- [Goal]: Collect each line containing "BIELAŃSKA".

- [Given records]:
↓↓↓
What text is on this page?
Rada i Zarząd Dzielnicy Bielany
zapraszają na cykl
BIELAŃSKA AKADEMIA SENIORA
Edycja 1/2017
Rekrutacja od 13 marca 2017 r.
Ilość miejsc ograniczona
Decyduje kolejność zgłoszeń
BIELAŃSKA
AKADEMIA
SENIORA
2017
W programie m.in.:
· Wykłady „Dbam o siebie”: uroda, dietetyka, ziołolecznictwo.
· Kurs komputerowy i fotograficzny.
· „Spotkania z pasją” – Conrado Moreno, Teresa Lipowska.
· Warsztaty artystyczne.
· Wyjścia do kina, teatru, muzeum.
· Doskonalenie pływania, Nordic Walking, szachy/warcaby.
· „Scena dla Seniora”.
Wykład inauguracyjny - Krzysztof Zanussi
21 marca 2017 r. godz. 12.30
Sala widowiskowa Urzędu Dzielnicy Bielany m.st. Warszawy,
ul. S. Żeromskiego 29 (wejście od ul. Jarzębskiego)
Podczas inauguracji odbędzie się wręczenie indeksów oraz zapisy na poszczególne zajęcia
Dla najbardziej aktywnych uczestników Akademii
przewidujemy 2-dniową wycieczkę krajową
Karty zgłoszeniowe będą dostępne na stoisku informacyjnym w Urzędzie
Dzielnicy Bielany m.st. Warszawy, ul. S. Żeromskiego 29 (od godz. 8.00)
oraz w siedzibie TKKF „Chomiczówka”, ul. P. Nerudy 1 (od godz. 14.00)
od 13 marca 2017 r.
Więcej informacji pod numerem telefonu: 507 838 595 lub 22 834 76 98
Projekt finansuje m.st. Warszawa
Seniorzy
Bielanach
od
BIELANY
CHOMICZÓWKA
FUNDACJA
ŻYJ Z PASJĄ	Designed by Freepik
↑↑↑
- [Solution to this task]:
BIELAŃSKA AKADEMIA SENIORA
BIELAŃSKA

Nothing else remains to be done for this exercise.